Supplied material:
▼▼▼
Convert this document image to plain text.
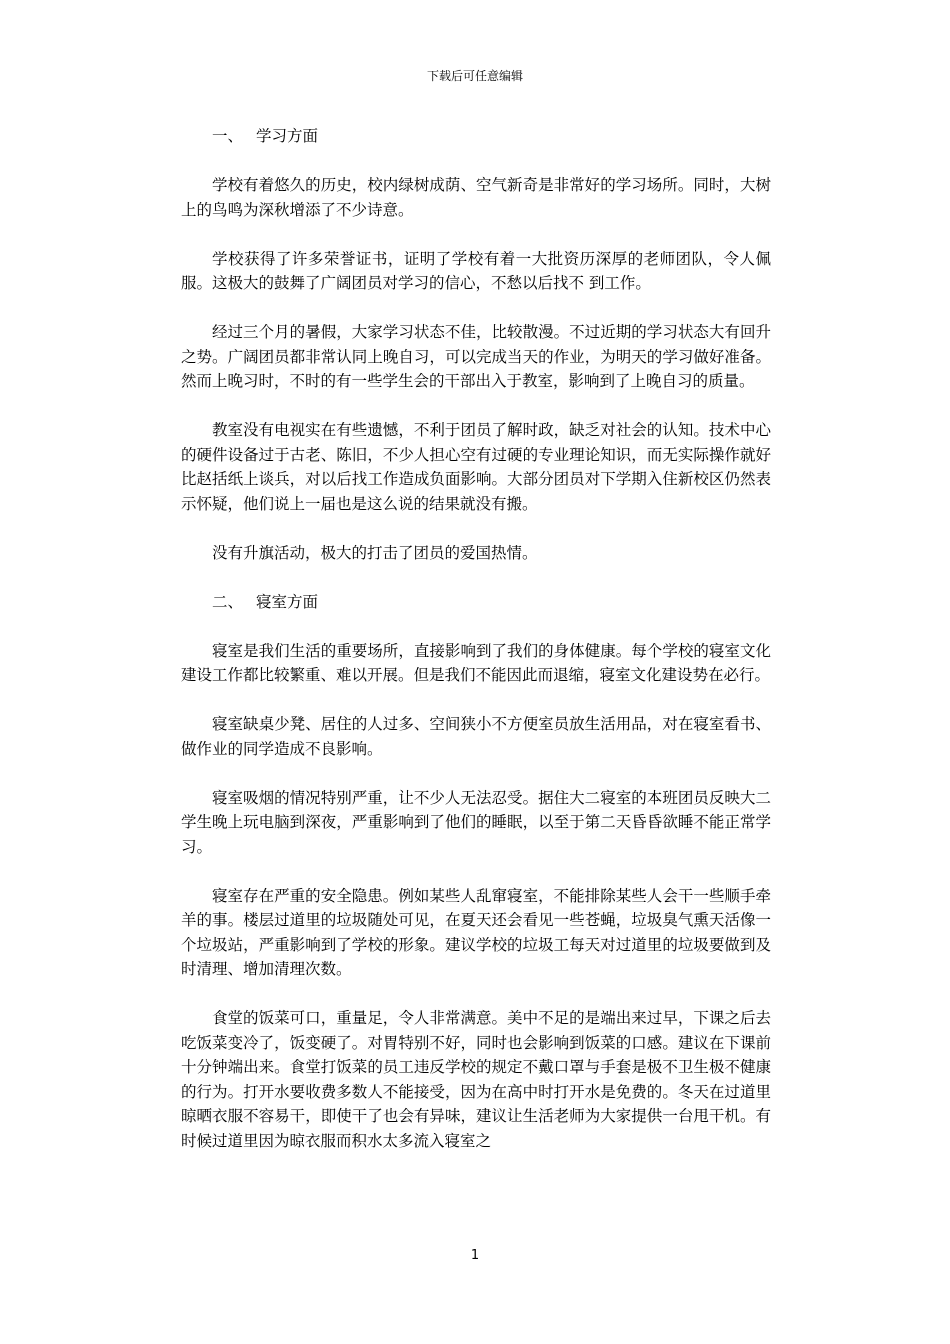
下载后可任意编辑
一、 学习方面

学校有着悠久的历史，校内绿树成荫、空气新奇是非常好的学习场所。同时，大树上的鸟鸣为深秋增添了不少诗意。

学校获得了许多荣誉证书，证明了学校有着一大批资历深厚的老师团队，令人佩服。这极大的鼓舞了广阔团员对学习的信心，不愁以后找不 到工作。

经过三个月的暑假，大家学习状态不佳，比较散漫。不过近期的学习状态大有回升之势。广阔团员都非常认同上晚自习，可以完成当天的作业，为明天的学习做好准备。然而上晚习时，不时的有一些学生会的干部出入于教室，影响到了上晚自习的质量。

教室没有电视实在有些遗憾，不利于团员了解时政，缺乏对社会的认知。技术中心的硬件设备过于古老、陈旧，不少人担心空有过硬的专业理论知识，而无实际操作就好比赵括纸上谈兵，对以后找工作造成负面影响。大部分团员对下学期入住新校区仍然表示怀疑，他们说上一届也是这么说的结果就没有搬。

没有升旗活动，极大的打击了团员的爱国热情。

二、 寝室方面

寝室是我们生活的重要场所，直接影响到了我们的身体健康。每个学校的寝室文化建设工作都比较繁重、难以开展。但是我们不能因此而退缩，寝室文化建设势在必行。

寝室缺桌少凳、居住的人过多、空间狭小不方便室员放生活用品，对在寝室看书、做作业的同学造成不良影响。

寝室吸烟的情况特别严重，让不少人无法忍受。据住大二寝室的本班团员反映大二学生晚上玩电脑到深夜，严重影响到了他们的睡眠，以至于第二天昏昏欲睡不能正常学习。

寝室存在严重的安全隐患。例如某些人乱窜寝室，不能排除某些人会干一些顺手牵羊的事。楼层过道里的垃圾随处可见，在夏天还会看见一些苍蝇，垃圾臭气熏天活像一个垃圾站，严重影响到了学校的形象。建议学校的垃圾工每天对过道里的垃圾要做到及时清理、增加清理次数。

食堂的饭菜可口，重量足，令人非常满意。美中不足的是端出来过早，下课之后去吃饭菜变冷了，饭变硬了。对胃特别不好，同时也会影响到饭菜的口感。建议在下课前十分钟端出来。食堂打饭菜的员工违反学校的规定不戴口罩与手套是极不卫生极不健康的行为。打开水要收费多数人不能接受，因为在高中时打开水是免费的。冬天在过道里晾晒衣服不容易干，即使干了也会有异味，建议让生活老师为大家提供一台甩干机。有时候过道里因为晾衣服而积水太多流入寝室之

1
▲▲▲
The exercise:
Leave out the pictures and retype every line above exactly.

Task response:
Convert this document image to plain text.
下载后可任意编辑
一、 学习方面

学校有着悠久的历史，校内绿树成荫、空气新奇是非常好的学习场所。同时，大树上的鸟鸣为深秋增添了不少诗意。

学校获得了许多荣誉证书，证明了学校有着一大批资历深厚的老师团队，令人佩服。这极大的鼓舞了广阔团员对学习的信心，不愁以后找不 到工作。

经过三个月的暑假，大家学习状态不佳，比较散漫。不过近期的学习状态大有回升之势。广阔团员都非常认同上晚自习，可以完成当天的作业，为明天的学习做好准备。然而上晚习时，不时的有一些学生会的干部出入于教室，影响到了上晚自习的质量。

教室没有电视实在有些遗憾，不利于团员了解时政，缺乏对社会的认知。技术中心的硬件设备过于古老、陈旧，不少人担心空有过硬的专业理论知识，而无实际操作就好比赵括纸上谈兵，对以后找工作造成负面影响。大部分团员对下学期入住新校区仍然表示怀疑，他们说上一届也是这么说的结果就没有搬。

没有升旗活动，极大的打击了团员的爱国热情。

二、 寝室方面

寝室是我们生活的重要场所，直接影响到了我们的身体健康。每个学校的寝室文化建设工作都比较繁重、难以开展。但是我们不能因此而退缩，寝室文化建设势在必行。

寝室缺桌少凳、居住的人过多、空间狭小不方便室员放生活用品，对在寝室看书、做作业的同学造成不良影响。

寝室吸烟的情况特别严重，让不少人无法忍受。据住大二寝室的本班团员反映大二学生晚上玩电脑到深夜，严重影响到了他们的睡眠，以至于第二天昏昏欲睡不能正常学习。

寝室存在严重的安全隐患。例如某些人乱窜寝室，不能排除某些人会干一些顺手牵羊的事。楼层过道里的垃圾随处可见，在夏天还会看见一些苍蝇，垃圾臭气熏天活像一个垃圾站，严重影响到了学校的形象。建议学校的垃圾工每天对过道里的垃圾要做到及时清理、增加清理次数。

食堂的饭菜可口，重量足，令人非常满意。美中不足的是端出来过早，下课之后去吃饭菜变冷了，饭变硬了。对胃特别不好，同时也会影响到饭菜的口感。建议在下课前十分钟端出来。食堂打饭菜的员工违反学校的规定不戴口罩与手套是极不卫生极不健康的行为。打开水要收费多数人不能接受，因为在高中时打开水是免费的。冬天在过道里晾晒衣服不容易干，即使干了也会有异味，建议让生活老师为大家提供一台甩干机。有时候过道里因为晾衣服而积水太多流入寝室之

1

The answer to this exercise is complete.